• [Written problem]: Search the listing for "star" and copy every line where it appears.

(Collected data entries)
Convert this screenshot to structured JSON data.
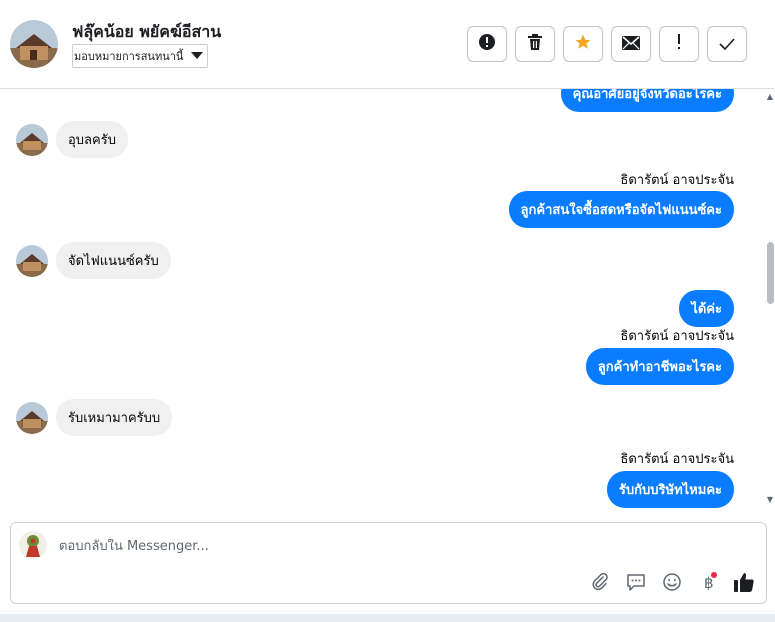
{
  "header": {
    "contact_name": "ฟลุ๊คน้อย พยัคฆ์อีสาน",
    "assign_label": "มอบหมายการสนทนานี้",
    "toolbar": [
      {
        "name": "spam-button",
        "icon": "alert-circle-icon"
      },
      {
        "name": "delete-button",
        "icon": "trash-icon"
      },
      {
        "name": "star-button",
        "icon": "star-icon"
      },
      {
        "name": "mark-unread-button",
        "icon": "envelope-icon"
      },
      {
        "name": "follow-up-button",
        "icon": "exclamation-icon"
      },
      {
        "name": "mark-done-button",
        "icon": "check-icon"
      }
    ]
  },
  "messages": {
    "partial_top": "คุณอาศัยอยู่จังหวัดอะไรคะ",
    "m1_in": "อุบลครับ",
    "sender_1": "ธิดารัตน์ อาจประจัน",
    "m2_out": "ลูกค้าสนใจซื้อสดหรือจัดไฟแนนซ์คะ",
    "m3_in": "จัดไฟแนนซ์ครับ",
    "m4_out": "ได้ค่ะ",
    "sender_2": "ธิดารัตน์ อาจประจัน",
    "m5_out": "ลูกค้าทำอาชีพอะไรคะ",
    "m6_in": "รับเหมามาครับบ",
    "sender_3": "ธิดารัตน์ อาจประจัน",
    "m7_out": "รับกับบริษัทไหมคะ"
  },
  "composer": {
    "placeholder": "ตอบกลับใน Messenger...",
    "icons": [
      "paperclip-icon",
      "saved-reply-icon",
      "emoji-icon",
      "baht-payment-icon",
      "thumbs-up-icon"
    ]
  },
  "colors": {
    "outgoing_bubble": "#0a7cff",
    "incoming_bubble": "#f0f0f0",
    "star": "#f5a623",
    "notification_dot": "#f02849"
  }
}
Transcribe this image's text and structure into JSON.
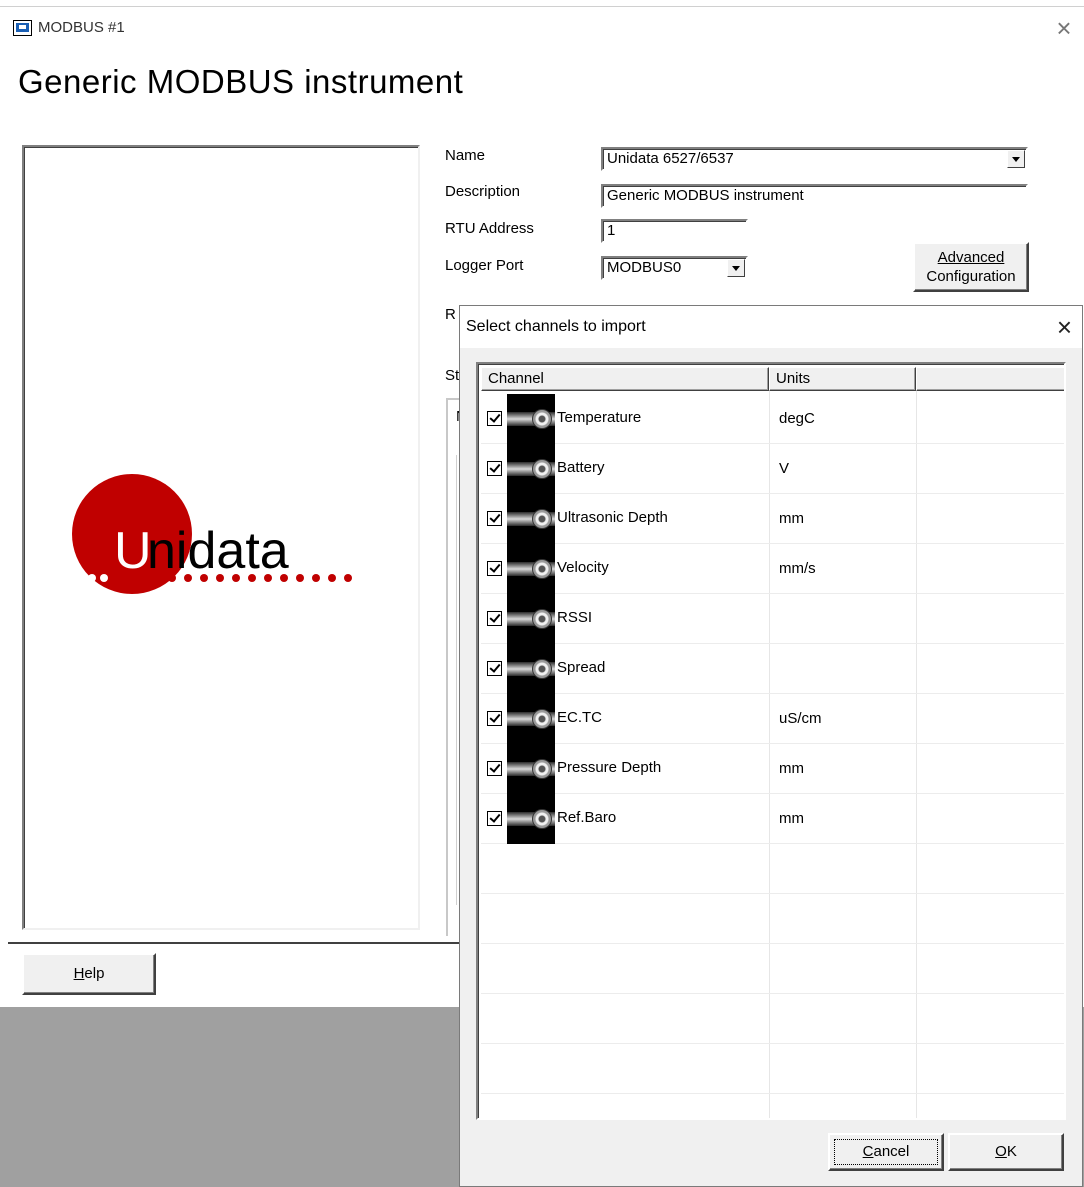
{
  "window": {
    "title": "MODBUS #1",
    "heading": "Generic MODBUS instrument",
    "close_glyph": "×"
  },
  "logo": {
    "text": "Unidata",
    "red": "#c00000"
  },
  "form": {
    "name_label": "Name",
    "name_value": "Unidata 6527/6537",
    "description_label": "Description",
    "description_value": "Generic MODBUS instrument",
    "rtu_label": "RTU Address",
    "rtu_value": "1",
    "port_label": "Logger Port",
    "port_value": "MODBUS0",
    "adv_line1": "Advanced",
    "adv_line2": "Configuration",
    "hidden_label_1": "R",
    "hidden_label_2": "St",
    "hidden_label_3": "N"
  },
  "help_button": {
    "label": "Help",
    "accel": "H",
    "rest": "elp"
  },
  "dialog": {
    "title": "Select channels to import",
    "close_glyph": "×",
    "columns": [
      "Channel",
      "Units",
      ""
    ],
    "channels": [
      {
        "name": "Temperature",
        "units": "degC",
        "checked": true
      },
      {
        "name": "Battery",
        "units": "V",
        "checked": true
      },
      {
        "name": "Ultrasonic Depth",
        "units": "mm",
        "checked": true
      },
      {
        "name": "Velocity",
        "units": "mm/s",
        "checked": true
      },
      {
        "name": "RSSI",
        "units": "",
        "checked": true
      },
      {
        "name": "Spread",
        "units": "",
        "checked": true
      },
      {
        "name": "EC.TC",
        "units": "uS/cm",
        "checked": true
      },
      {
        "name": "Pressure Depth",
        "units": "mm",
        "checked": true
      },
      {
        "name": "Ref.Baro",
        "units": "mm",
        "checked": true
      }
    ],
    "cancel": {
      "accel": "C",
      "rest": "ancel"
    },
    "ok": {
      "accel": "O",
      "rest": "K"
    }
  }
}
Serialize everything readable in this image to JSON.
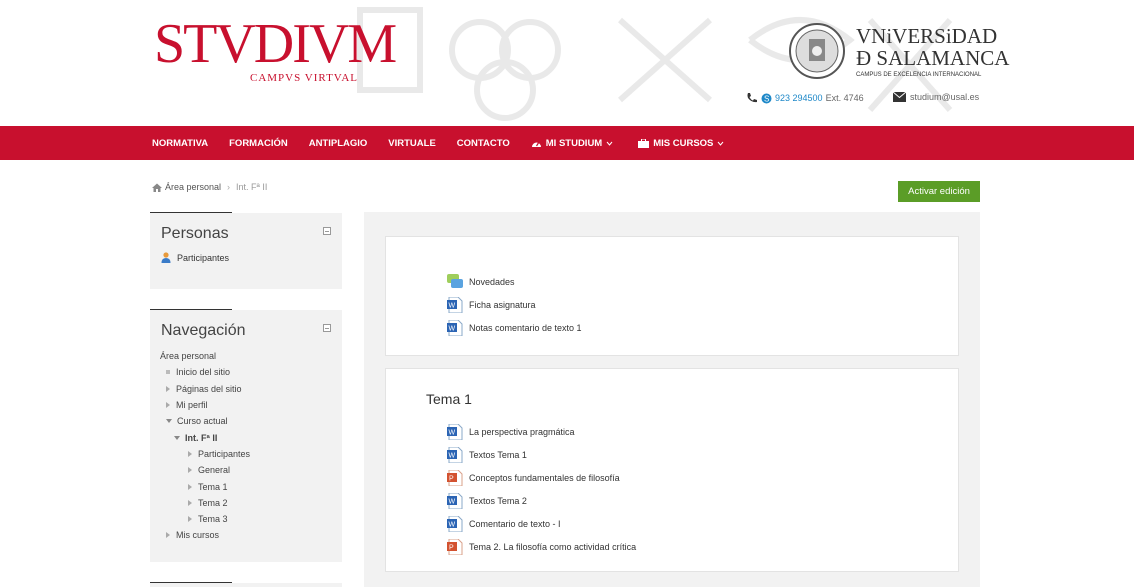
{
  "header": {
    "logo_main": "STVDIVM",
    "logo_sub": "CAMPVS VIRTVAL",
    "university_line1": "VNiVERSiDAD",
    "university_line2": "Ð SALAMANCA",
    "university_tagline": "CAMPUS DE EXCELENCIA INTERNACIONAL",
    "phone": "923 294500",
    "phone_ext": "Ext. 4746",
    "email": "studium@usal.es"
  },
  "nav": {
    "items": [
      "NORMATIVA",
      "FORMACIÓN",
      "ANTIPLAGIO",
      "VIRTUALE",
      "CONTACTO",
      "MI STUDIUM",
      "MIS CURSOS"
    ]
  },
  "breadcrumb": {
    "home": "Área personal",
    "current": "Int. Fª II"
  },
  "edit_button": "Activar edición",
  "personas": {
    "title": "Personas",
    "participants": "Participantes"
  },
  "navegacion": {
    "title": "Navegación",
    "root": "Área personal",
    "items": [
      "Inicio del sitio",
      "Páginas del sitio",
      "Mi perfil",
      "Curso actual",
      "Int. Fª II",
      "Participantes",
      "General",
      "Tema 1",
      "Tema 2",
      "Tema 3",
      "Mis cursos"
    ]
  },
  "section0": {
    "activities": [
      "Novedades",
      "Ficha asignatura",
      "Notas comentario de texto 1"
    ]
  },
  "section1": {
    "title": "Tema 1",
    "activities": [
      "La perspectiva pragmática",
      "Textos Tema 1",
      "Conceptos fundamentales de filosofía",
      "Textos Tema 2",
      "Comentario de texto - I",
      "Tema 2. La filosofía como actividad crítica"
    ]
  },
  "colors": {
    "brand_red": "#c8102e",
    "edit_green": "#5b9d27",
    "link_blue": "#1e88c8"
  }
}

• [The response]:
        "name": "star-button",
        "icon": "star-icon"
    "star": "#f5a623",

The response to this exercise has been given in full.